[Raw records]
>> BEGIN
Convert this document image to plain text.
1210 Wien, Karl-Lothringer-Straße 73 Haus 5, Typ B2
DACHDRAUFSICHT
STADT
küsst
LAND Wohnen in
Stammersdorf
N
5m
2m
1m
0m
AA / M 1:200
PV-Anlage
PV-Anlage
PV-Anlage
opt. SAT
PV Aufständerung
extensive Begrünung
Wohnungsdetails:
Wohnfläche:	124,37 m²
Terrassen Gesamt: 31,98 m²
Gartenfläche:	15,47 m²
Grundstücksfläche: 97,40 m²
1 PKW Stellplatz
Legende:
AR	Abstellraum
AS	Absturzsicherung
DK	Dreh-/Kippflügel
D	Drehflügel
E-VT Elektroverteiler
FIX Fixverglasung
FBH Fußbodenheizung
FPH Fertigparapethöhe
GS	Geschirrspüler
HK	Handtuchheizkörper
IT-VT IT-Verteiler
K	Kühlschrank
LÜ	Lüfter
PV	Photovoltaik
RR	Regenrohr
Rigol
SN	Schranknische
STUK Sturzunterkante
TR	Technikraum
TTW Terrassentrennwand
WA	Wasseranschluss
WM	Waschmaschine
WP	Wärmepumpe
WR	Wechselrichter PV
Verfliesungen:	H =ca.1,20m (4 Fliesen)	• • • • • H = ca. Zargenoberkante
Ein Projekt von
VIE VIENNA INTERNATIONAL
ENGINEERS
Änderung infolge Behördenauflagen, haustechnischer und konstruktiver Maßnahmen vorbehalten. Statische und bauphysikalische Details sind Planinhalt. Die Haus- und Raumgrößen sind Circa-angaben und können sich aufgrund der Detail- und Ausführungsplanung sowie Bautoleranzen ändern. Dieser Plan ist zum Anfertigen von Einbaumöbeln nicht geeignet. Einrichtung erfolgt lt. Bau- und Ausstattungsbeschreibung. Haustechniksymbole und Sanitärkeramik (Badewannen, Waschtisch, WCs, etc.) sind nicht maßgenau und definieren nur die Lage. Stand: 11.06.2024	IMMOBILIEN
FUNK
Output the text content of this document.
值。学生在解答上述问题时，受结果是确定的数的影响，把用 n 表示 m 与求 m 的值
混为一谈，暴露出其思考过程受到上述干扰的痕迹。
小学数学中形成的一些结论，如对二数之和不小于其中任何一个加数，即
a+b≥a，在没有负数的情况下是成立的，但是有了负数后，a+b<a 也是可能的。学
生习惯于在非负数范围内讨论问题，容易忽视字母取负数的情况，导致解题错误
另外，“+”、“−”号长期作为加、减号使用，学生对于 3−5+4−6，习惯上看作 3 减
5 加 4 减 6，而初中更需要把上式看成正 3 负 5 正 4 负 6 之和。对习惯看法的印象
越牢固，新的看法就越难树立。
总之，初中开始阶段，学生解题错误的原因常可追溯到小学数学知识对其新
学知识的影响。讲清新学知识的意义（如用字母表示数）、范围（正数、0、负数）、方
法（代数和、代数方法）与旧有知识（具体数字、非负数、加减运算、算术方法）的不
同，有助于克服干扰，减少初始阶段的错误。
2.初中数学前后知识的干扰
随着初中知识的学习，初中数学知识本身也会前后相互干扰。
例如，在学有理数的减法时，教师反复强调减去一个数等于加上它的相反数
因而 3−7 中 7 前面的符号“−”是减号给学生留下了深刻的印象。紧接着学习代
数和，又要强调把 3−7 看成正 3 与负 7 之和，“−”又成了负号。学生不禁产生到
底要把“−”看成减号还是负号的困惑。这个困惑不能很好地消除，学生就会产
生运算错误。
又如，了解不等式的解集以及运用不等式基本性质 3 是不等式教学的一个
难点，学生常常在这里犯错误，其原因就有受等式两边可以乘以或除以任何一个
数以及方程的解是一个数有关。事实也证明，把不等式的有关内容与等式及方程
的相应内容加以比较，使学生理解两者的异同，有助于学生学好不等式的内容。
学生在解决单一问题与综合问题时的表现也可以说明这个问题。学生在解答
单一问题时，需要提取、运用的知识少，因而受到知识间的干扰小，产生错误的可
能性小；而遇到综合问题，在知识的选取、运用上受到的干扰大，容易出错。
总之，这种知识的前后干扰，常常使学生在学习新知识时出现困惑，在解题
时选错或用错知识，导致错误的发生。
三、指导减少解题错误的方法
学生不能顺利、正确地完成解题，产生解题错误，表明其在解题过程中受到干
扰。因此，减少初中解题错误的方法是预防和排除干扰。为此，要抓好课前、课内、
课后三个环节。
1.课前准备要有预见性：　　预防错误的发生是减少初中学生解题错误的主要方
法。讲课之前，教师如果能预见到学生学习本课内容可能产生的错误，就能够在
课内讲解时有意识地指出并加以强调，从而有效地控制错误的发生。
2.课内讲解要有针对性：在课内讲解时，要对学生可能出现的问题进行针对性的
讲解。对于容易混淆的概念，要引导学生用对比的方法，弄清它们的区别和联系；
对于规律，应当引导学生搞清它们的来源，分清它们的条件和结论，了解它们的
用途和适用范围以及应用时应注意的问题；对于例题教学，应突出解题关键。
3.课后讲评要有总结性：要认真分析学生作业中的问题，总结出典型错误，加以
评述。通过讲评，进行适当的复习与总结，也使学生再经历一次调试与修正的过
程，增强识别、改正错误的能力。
>> END
[WHAT THE TASK ASKS] Identify each line in the entries with the word "Haus" and copy it.

[THE COMPLETED TASK]
1210 Wien, Karl-Lothringer-Straße 73 Haus 5, Typ B2
Änderung infolge Behördenauflagen, haustechnischer und konstruktiver Maßnahmen vorbehalten. Statische und bauphysikalische Details sind Planinhalt. Die Haus- und Raumgrößen sind Circa-angaben und können sich aufgrund der Detail- und Ausführungsplanung sowie Bautoleranzen ändern. Dieser Plan ist zum Anfertigen von Einbaumöbeln nicht geeignet. Einrichtung erfolgt lt. Bau- und Ausstattungsbeschreibung. Haustechniksymbole und Sanitärkeramik (Badewannen, Waschtisch, WCs, etc.) sind nicht maßgenau und definieren nur die Lage. Stand: 11.06.2024	IMMOBILIEN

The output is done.